Supplied entries ->
______________________________
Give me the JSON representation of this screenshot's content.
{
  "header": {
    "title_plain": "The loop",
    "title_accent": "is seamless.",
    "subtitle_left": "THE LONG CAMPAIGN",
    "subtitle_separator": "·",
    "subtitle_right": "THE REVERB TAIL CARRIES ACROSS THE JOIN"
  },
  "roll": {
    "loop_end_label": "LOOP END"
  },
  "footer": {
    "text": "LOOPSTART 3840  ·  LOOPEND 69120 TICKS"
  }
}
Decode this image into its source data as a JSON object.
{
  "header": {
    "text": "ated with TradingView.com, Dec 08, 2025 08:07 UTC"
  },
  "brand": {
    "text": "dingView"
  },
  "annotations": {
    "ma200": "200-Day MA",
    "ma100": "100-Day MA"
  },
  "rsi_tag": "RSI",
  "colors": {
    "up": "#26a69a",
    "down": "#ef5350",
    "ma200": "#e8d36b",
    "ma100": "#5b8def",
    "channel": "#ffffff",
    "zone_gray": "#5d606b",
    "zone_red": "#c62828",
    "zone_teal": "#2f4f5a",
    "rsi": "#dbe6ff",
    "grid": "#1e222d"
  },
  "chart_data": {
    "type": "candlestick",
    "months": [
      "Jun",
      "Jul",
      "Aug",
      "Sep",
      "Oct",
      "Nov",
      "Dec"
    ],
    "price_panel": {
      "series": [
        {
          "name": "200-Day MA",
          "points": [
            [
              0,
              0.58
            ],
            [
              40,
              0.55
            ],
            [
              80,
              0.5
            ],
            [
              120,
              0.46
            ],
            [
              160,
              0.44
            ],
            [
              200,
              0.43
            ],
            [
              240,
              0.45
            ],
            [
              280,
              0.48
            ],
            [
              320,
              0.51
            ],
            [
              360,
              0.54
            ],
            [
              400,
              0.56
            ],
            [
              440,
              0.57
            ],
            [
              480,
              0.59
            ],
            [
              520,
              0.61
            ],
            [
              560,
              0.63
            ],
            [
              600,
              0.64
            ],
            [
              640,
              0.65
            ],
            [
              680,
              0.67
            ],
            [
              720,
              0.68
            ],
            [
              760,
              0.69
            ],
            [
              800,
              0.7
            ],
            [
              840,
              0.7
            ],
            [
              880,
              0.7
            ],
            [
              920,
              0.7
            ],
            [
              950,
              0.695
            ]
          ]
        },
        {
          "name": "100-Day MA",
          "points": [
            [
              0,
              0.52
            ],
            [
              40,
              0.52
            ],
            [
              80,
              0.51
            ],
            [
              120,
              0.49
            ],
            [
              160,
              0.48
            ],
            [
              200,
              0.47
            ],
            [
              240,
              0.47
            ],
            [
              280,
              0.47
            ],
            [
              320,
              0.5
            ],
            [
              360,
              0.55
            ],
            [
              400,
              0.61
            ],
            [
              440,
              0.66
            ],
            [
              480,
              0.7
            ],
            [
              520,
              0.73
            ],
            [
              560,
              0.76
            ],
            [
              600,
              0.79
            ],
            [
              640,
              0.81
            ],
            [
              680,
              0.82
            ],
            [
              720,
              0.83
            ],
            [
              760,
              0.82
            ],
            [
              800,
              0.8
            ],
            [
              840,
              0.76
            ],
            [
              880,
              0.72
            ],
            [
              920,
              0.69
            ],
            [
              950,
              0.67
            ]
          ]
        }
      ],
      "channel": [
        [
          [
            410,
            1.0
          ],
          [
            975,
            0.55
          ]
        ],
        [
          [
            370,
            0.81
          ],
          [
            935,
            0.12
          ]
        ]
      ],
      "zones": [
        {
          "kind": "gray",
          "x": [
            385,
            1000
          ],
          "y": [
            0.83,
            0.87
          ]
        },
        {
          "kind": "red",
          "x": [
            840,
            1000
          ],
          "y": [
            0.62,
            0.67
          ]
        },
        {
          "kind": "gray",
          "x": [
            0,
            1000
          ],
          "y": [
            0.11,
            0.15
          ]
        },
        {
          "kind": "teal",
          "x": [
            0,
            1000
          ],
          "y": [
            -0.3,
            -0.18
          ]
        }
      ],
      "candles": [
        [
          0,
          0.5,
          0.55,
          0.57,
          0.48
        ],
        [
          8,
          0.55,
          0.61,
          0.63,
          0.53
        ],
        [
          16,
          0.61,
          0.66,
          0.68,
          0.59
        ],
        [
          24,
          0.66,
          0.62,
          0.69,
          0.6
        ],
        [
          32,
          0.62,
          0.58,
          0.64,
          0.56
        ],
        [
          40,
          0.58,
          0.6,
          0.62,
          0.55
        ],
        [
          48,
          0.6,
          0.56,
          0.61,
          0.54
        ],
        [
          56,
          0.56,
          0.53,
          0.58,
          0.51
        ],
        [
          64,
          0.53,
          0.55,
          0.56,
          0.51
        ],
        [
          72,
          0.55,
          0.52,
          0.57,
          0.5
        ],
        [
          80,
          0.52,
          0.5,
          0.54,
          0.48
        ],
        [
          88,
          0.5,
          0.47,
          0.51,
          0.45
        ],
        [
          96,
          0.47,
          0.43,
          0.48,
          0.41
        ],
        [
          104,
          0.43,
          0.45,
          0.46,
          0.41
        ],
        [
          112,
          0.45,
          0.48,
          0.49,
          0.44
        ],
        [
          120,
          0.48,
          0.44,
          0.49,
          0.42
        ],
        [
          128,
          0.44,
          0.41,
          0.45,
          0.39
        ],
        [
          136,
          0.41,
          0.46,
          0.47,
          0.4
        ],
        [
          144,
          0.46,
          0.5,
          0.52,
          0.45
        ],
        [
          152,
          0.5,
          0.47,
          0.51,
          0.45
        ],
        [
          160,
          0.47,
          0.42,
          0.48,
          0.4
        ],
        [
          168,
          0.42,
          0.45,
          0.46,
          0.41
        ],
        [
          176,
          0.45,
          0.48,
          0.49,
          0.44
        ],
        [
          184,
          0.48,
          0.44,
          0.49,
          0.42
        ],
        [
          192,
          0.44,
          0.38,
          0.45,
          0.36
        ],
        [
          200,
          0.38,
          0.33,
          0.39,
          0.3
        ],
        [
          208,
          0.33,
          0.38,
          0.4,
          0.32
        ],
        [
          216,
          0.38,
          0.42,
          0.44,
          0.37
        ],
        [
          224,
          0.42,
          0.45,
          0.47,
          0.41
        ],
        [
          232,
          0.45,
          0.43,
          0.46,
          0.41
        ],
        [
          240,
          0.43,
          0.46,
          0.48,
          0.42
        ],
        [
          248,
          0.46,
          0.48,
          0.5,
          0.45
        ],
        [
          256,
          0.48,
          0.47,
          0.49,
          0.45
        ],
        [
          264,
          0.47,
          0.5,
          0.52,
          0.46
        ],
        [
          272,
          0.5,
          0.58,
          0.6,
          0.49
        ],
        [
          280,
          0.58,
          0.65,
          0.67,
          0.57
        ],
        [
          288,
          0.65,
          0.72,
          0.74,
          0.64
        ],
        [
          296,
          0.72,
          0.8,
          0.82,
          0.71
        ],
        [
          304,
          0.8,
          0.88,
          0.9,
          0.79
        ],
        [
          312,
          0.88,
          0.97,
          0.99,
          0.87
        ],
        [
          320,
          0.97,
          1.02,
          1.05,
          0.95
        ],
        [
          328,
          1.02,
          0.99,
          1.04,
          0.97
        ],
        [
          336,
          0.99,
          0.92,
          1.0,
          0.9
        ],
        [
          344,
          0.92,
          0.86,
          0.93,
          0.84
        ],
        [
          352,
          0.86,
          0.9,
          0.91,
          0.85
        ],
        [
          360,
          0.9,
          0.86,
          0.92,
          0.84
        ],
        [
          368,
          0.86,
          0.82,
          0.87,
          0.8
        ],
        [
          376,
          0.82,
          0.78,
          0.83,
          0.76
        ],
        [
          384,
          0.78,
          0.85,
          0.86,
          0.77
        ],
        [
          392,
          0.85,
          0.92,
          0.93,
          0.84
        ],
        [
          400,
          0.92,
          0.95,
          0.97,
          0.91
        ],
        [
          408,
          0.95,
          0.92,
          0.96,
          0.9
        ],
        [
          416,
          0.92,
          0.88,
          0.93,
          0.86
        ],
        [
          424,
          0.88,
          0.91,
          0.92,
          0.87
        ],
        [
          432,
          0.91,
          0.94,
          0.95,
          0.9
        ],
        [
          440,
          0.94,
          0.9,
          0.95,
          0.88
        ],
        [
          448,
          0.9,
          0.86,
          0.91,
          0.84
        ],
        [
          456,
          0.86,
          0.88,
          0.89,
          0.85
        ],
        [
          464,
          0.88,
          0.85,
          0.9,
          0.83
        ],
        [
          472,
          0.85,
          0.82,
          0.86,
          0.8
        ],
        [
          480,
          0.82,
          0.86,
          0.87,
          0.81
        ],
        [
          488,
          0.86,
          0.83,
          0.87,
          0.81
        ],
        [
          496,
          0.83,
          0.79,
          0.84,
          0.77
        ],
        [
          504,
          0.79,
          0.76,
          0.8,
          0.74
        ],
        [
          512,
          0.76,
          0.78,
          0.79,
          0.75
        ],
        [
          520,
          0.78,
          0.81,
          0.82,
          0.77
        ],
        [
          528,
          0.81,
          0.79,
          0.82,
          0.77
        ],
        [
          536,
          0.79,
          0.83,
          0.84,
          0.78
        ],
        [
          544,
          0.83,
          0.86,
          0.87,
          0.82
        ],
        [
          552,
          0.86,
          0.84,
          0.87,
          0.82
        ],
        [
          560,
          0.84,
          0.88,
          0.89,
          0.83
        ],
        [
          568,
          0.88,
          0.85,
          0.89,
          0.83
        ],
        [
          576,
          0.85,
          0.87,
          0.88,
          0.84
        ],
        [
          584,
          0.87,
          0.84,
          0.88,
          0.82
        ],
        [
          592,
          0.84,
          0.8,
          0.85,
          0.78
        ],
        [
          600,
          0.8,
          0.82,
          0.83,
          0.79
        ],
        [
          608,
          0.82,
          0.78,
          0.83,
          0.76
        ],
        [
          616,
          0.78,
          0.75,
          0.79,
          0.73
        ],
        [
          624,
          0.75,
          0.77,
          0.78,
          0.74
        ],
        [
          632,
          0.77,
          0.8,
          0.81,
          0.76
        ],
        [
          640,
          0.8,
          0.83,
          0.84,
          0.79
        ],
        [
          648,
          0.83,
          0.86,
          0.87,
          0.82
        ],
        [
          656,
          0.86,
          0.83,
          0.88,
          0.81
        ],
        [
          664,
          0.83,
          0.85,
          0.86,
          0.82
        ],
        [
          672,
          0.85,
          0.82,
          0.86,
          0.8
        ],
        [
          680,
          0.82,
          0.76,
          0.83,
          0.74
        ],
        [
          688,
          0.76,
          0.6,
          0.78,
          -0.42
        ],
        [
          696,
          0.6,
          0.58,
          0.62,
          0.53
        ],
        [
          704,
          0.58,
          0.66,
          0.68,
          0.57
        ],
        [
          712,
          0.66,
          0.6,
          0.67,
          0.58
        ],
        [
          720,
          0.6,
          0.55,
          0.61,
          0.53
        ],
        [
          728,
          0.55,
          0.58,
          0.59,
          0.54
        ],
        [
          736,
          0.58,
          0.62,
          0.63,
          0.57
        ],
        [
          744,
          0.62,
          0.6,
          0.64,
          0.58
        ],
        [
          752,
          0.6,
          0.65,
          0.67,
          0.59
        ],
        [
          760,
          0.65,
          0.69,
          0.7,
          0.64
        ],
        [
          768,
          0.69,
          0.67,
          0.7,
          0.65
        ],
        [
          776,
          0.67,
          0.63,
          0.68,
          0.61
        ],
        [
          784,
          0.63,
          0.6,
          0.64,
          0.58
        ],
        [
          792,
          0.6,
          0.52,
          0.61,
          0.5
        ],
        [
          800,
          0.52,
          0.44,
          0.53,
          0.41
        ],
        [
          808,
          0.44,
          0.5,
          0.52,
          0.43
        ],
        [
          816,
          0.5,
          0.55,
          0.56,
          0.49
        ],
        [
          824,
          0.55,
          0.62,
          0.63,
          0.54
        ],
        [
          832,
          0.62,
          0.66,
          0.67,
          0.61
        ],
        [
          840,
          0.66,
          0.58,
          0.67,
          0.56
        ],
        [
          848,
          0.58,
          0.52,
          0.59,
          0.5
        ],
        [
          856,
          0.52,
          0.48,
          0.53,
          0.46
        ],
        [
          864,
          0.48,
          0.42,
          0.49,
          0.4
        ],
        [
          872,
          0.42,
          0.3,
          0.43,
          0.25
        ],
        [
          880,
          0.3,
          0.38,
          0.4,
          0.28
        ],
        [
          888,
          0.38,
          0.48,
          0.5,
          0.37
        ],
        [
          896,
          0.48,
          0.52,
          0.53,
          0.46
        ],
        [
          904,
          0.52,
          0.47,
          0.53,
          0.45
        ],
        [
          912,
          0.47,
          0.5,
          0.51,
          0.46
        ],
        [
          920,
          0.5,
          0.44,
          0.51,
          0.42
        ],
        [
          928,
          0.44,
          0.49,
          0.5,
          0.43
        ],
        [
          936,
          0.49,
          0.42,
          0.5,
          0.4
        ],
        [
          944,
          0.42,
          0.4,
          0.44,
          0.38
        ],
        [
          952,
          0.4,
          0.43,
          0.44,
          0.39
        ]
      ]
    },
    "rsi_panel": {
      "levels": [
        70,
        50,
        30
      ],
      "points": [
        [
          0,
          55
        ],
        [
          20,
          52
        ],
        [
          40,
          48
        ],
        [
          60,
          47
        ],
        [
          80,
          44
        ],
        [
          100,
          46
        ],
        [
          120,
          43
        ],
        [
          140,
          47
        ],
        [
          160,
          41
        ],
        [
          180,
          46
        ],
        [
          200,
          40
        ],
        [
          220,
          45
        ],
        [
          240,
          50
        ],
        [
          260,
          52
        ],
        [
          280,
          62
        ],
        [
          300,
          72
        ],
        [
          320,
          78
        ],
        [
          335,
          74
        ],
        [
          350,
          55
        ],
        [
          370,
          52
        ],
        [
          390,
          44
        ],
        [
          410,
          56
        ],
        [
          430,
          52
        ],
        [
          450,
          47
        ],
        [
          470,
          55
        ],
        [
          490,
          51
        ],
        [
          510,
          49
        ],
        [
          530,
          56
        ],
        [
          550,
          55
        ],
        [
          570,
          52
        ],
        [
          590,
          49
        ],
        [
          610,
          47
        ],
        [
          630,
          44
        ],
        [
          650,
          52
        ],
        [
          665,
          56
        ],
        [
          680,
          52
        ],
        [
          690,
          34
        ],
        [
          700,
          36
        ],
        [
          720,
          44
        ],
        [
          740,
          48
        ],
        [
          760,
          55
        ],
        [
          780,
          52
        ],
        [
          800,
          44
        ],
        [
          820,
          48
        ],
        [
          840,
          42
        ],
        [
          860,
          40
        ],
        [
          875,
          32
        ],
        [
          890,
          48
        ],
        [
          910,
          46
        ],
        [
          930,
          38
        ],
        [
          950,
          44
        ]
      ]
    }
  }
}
______________________________
Copy, from the material above, each line in which the string "this" occurs.

Give me the JSON representation of this screenshot's content.
Decode this image into its source data as a JSON object.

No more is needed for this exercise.